##### MATERIALS PROVIDED
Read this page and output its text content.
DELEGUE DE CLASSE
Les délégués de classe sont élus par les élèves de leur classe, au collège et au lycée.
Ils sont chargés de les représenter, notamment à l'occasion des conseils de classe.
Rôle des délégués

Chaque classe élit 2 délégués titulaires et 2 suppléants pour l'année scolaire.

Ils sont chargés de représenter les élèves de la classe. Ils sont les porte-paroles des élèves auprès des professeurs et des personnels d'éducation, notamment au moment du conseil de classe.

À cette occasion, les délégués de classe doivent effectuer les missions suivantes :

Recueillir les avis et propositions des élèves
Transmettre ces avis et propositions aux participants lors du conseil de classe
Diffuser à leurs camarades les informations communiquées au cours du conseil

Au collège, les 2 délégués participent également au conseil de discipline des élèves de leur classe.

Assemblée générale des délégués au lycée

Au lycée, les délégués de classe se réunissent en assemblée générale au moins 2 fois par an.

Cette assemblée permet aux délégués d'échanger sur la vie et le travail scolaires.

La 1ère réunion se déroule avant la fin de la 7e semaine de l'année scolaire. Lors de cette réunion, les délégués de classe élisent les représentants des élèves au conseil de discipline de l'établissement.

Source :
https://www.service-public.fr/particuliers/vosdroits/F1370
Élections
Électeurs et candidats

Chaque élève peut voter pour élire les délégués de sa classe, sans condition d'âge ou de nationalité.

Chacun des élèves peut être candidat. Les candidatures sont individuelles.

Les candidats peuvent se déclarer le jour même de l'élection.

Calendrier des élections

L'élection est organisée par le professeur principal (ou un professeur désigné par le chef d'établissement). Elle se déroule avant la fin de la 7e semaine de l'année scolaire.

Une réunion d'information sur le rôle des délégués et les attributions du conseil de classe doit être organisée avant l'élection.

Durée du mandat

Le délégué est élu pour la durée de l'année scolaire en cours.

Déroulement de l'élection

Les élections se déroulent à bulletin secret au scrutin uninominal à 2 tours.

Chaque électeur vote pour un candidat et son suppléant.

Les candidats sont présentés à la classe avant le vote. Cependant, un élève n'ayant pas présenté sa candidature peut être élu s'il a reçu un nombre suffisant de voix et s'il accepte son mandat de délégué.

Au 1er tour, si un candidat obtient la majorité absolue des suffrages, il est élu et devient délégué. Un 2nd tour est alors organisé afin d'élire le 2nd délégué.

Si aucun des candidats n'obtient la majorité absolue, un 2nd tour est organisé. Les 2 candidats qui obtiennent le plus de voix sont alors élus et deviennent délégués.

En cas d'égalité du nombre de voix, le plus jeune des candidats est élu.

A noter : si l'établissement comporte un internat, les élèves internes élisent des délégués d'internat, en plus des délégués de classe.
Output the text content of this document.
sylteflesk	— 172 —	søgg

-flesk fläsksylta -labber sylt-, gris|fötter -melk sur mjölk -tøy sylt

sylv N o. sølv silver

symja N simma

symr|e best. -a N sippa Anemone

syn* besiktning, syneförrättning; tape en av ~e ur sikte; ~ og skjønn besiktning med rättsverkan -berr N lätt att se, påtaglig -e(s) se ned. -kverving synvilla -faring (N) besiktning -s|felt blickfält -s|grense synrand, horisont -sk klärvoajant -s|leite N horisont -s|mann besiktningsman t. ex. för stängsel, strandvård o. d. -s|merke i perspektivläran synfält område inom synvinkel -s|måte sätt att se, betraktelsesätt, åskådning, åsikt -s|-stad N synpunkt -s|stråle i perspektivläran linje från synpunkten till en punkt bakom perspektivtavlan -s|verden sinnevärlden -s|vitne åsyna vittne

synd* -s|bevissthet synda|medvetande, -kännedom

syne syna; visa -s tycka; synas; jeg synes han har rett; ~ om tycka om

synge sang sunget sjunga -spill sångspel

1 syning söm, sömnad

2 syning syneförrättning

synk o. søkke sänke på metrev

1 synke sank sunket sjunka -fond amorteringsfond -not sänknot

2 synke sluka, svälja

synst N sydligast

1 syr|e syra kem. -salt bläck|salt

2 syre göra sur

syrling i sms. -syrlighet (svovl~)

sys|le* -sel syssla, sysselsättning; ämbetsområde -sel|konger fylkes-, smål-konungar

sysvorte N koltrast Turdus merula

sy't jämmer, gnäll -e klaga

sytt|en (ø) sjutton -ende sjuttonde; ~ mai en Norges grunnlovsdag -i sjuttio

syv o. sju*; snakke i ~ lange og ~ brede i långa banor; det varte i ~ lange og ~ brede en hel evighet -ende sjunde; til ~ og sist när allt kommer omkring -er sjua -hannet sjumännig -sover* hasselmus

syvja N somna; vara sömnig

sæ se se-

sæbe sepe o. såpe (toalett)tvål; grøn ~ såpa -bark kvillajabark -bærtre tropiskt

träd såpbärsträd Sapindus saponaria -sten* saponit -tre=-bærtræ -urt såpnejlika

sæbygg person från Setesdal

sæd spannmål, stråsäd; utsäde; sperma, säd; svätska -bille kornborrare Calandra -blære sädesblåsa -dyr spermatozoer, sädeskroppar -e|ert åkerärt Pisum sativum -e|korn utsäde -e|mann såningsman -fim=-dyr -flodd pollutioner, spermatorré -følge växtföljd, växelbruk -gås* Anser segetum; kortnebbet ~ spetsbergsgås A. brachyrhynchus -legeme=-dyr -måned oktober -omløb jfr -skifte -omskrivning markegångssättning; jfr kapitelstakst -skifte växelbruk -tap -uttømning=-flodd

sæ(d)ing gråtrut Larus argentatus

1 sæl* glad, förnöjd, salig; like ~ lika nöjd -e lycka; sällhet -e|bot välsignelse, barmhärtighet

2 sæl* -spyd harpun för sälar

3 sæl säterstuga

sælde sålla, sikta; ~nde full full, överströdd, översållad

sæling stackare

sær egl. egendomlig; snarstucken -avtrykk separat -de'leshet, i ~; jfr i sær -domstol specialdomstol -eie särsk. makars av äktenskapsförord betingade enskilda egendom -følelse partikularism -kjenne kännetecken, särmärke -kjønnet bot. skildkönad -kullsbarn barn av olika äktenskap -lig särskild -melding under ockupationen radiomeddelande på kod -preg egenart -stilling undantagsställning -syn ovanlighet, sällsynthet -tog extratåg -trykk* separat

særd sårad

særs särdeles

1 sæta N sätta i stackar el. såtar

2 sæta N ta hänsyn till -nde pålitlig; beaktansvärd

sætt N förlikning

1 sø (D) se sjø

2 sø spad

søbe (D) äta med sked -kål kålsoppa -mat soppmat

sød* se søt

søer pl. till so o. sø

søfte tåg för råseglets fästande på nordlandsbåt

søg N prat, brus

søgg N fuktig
##########
## WHAT THE TASK REQUIRES
Determine how many lines of the listing above hold the word "plus". Report that number without anything else.

## REPLY TO THE TASK
3